__Requirements__
Each entry must appear again exactly as it does in the source.

__Excerpted records__
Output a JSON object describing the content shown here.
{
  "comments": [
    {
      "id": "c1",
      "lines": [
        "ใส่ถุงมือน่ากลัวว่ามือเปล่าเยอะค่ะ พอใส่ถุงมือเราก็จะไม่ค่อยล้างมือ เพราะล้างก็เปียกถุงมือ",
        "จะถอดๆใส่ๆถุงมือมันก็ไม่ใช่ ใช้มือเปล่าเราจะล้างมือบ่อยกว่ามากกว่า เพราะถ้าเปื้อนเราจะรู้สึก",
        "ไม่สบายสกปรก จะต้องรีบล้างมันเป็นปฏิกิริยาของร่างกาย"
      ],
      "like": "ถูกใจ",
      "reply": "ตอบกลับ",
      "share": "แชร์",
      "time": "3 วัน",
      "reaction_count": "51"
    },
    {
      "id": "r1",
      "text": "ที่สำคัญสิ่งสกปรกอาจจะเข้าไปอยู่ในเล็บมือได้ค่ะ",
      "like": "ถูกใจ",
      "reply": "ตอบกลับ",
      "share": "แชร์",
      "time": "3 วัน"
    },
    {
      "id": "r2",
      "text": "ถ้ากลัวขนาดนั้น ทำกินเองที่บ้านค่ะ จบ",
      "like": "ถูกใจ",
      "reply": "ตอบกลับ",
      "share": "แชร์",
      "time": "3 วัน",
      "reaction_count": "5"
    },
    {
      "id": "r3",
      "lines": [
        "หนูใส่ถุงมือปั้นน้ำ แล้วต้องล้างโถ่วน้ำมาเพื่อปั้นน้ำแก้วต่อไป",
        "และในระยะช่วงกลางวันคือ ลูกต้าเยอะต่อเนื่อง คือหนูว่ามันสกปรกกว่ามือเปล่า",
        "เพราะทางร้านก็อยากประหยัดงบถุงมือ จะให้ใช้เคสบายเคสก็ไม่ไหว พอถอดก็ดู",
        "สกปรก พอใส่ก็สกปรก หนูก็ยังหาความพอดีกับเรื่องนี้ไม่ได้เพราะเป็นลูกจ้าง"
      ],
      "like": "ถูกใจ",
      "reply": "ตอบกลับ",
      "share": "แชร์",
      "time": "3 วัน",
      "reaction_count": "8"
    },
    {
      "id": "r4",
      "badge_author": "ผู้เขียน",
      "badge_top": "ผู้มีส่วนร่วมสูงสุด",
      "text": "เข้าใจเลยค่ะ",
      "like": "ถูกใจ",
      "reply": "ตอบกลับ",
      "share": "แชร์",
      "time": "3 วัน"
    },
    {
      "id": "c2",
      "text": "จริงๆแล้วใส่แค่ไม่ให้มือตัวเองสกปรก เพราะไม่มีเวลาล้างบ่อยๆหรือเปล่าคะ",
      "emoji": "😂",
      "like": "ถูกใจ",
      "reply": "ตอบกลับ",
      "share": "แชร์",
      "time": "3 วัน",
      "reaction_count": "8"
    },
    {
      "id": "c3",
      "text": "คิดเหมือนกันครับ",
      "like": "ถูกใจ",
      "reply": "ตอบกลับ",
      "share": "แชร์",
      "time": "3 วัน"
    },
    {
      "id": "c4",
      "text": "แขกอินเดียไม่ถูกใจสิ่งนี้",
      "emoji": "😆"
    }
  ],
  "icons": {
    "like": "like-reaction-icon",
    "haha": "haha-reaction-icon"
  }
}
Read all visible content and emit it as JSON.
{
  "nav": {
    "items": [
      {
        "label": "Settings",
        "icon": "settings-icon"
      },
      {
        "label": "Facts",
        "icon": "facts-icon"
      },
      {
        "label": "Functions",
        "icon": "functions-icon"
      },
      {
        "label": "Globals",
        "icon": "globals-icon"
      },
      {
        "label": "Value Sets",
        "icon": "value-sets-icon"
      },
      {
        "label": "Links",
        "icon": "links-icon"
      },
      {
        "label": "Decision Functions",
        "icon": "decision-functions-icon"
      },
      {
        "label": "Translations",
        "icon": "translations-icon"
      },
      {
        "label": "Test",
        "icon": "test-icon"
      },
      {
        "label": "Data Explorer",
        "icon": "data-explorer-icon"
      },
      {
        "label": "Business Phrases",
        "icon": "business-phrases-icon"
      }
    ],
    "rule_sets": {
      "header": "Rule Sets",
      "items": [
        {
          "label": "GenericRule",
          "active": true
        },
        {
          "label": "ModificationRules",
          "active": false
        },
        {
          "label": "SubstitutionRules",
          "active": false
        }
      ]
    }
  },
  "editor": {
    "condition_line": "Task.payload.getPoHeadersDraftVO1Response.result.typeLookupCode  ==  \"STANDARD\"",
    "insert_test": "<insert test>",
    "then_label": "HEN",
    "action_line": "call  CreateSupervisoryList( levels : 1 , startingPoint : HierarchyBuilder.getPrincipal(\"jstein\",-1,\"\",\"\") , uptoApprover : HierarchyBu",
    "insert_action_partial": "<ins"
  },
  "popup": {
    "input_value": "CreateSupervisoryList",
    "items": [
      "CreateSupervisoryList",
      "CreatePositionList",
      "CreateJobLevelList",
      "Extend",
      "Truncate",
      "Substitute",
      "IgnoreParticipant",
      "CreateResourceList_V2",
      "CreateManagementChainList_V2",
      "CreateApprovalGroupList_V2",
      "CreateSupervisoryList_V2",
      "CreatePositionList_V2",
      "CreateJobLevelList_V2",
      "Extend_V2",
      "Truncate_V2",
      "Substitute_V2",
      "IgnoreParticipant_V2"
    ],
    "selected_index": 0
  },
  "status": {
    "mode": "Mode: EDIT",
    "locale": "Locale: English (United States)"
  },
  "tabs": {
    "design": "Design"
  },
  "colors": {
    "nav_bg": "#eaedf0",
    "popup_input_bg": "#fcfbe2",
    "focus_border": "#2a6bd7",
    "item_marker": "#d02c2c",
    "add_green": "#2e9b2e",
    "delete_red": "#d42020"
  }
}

__Result of the task__
Output a JSON object describing the content shown here.
{
  "comments": [
    {
      "id": "c1",
      "lines": [
        "ใส่ถุงมือน่ากลัวว่ามือเปล่าเยอะค่ะ พอใส่ถุงมือเราก็จะไม่ค่อยล้างมือ เพราะล้างก็เปียกถุงมือ",
        "จะถอดๆใส่ๆถุงมือมันก็ไม่ใช่ ใช้มือเปล่าเราจะล้างมือบ่อยกว่ามากกว่า เพราะถ้าเปื้อนเราจะรู้สึก",
        "ไม่สบายสกปรก จะต้องรีบล้างมันเป็นปฏิกิริยาของร่างกาย"
      ],
      "like": "ถูกใจ",
      "reply": "ตอบกลับ",
      "share": "แชร์",
      "time": "3 วัน",
      "reaction_count": "51"
    },
    {
      "id": "r1",
      "text": "ที่สำคัญสิ่งสกปรกอาจจะเข้าไปอยู่ในเล็บมือได้ค่ะ",
      "like": "ถูกใจ",
      "reply": "ตอบกลับ",
      "share": "แชร์",
      "time": "3 วัน"
    },
    {
      "id": "r2",
      "text": "ถ้ากลัวขนาดนั้น ทำกินเองที่บ้านค่ะ จบ",
      "like": "ถูกใจ",
      "reply": "ตอบกลับ",
      "share": "แชร์",
      "time": "3 วัน",
      "reaction_count": "5"
    },
    {
      "id": "r3",
      "lines": [
        "หนูใส่ถุงมือปั้นน้ำ แล้วต้องล้างโถ่วน้ำมาเพื่อปั้นน้ำแก้วต่อไป",
        "และในระยะช่วงกลางวันคือ ลูกต้าเยอะต่อเนื่อง คือหนูว่ามันสกปรกกว่ามือเปล่า",
        "เพราะทางร้านก็อยากประหยัดงบถุงมือ จะให้ใช้เคสบายเคสก็ไม่ไหว พอถอดก็ดู",
        "สกปรก พอใส่ก็สกปรก หนูก็ยังหาความพอดีกับเรื่องนี้ไม่ได้เพราะเป็นลูกจ้าง"
      ],
      "like": "ถูกใจ",
      "reply": "ตอบกลับ",
      "share": "แชร์",
      "time": "3 วัน",
      "reaction_count": "8"
    },
    {
      "id": "r4",
      "badge_author": "ผู้เขียน",
      "badge_top": "ผู้มีส่วนร่วมสูงสุด",
      "text": "เข้าใจเลยค่ะ",
      "like": "ถูกใจ",
      "reply": "ตอบกลับ",
      "share": "แชร์",
      "time": "3 วัน"
    },
    {
      "id": "c2",
      "text": "จริงๆแล้วใส่แค่ไม่ให้มือตัวเองสกปรก เพราะไม่มีเวลาล้างบ่อยๆหรือเปล่าคะ",
      "emoji": "😂",
      "like": "ถูกใจ",
      "reply": "ตอบกลับ",
      "share": "แชร์",
      "time": "3 วัน",
      "reaction_count": "8"
    },
    {
      "id": "c3",
      "text": "คิดเหมือนกันครับ",
      "like": "ถูกใจ",
      "reply": "ตอบกลับ",
      "share": "แชร์",
      "time": "3 วัน"
    },
    {
      "id": "c4",
      "text": "แขกอินเดียไม่ถูกใจสิ่งนี้",
      "emoji": "😆"
    }
  ],
  "icons": {
    "like": "like-reaction-icon",
    "haha": "haha-reaction-icon"
  }
}
Read all visible content and emit it as JSON.
{
  "nav": {
    "items": [
      {
        "label": "Settings",
        "icon": "settings-icon"
      },
      {
        "label": "Facts",
        "icon": "facts-icon"
      },
      {
        "label": "Functions",
        "icon": "functions-icon"
      },
      {
        "label": "Globals",
        "icon": "globals-icon"
      },
      {
        "label": "Value Sets",
        "icon": "value-sets-icon"
      },
      {
        "label": "Links",
        "icon": "links-icon"
      },
      {
        "label": "Decision Functions",
        "icon": "decision-functions-icon"
      },
      {
        "label": "Translations",
        "icon": "translations-icon"
      },
      {
        "label": "Test",
        "icon": "test-icon"
      },
      {
        "label": "Data Explorer",
        "icon": "data-explorer-icon"
      },
      {
        "label": "Business Phrases",
        "icon": "business-phrases-icon"
      }
    ],
    "rule_sets": {
      "header": "Rule Sets",
      "items": [
        {
          "label": "GenericRule",
          "active": true
        },
        {
          "label": "ModificationRules",
          "active": false
        },
        {
          "label": "SubstitutionRules",
          "active": false
        }
      ]
    }
  },
  "editor": {
    "condition_line": "Task.payload.getPoHeadersDraftVO1Response.result.typeLookupCode  ==  \"STANDARD\"",
    "insert_test": "<insert test>",
    "then_label": "HEN",
    "action_line": "call  CreateSupervisoryList( levels : 1 , startingPoint : HierarchyBuilder.getPrincipal(\"jstein\",-1,\"\",\"\") , uptoApprover : HierarchyBu",
    "insert_action_partial": "<ins"
  },
  "popup": {
    "input_value": "CreateSupervisoryList",
    "items": [
      "CreateSupervisoryList",
      "CreatePositionList",
      "CreateJobLevelList",
      "Extend",
      "Truncate",
      "Substitute",
      "IgnoreParticipant",
      "CreateResourceList_V2",
      "CreateManagementChainList_V2",
      "CreateApprovalGroupList_V2",
      "CreateSupervisoryList_V2",
      "CreatePositionList_V2",
      "CreateJobLevelList_V2",
      "Extend_V2",
      "Truncate_V2",
      "Substitute_V2",
      "IgnoreParticipant_V2"
    ],
    "selected_index": 0
  },
  "status": {
    "mode": "Mode: EDIT",
    "locale": "Locale: English (United States)"
  },
  "tabs": {
    "design": "Design"
  },
  "colors": {
    "nav_bg": "#eaedf0",
    "popup_input_bg": "#fcfbe2",
    "focus_border": "#2a6bd7",
    "item_marker": "#d02c2c",
    "add_green": "#2e9b2e",
    "delete_red": "#d42020"
  }
}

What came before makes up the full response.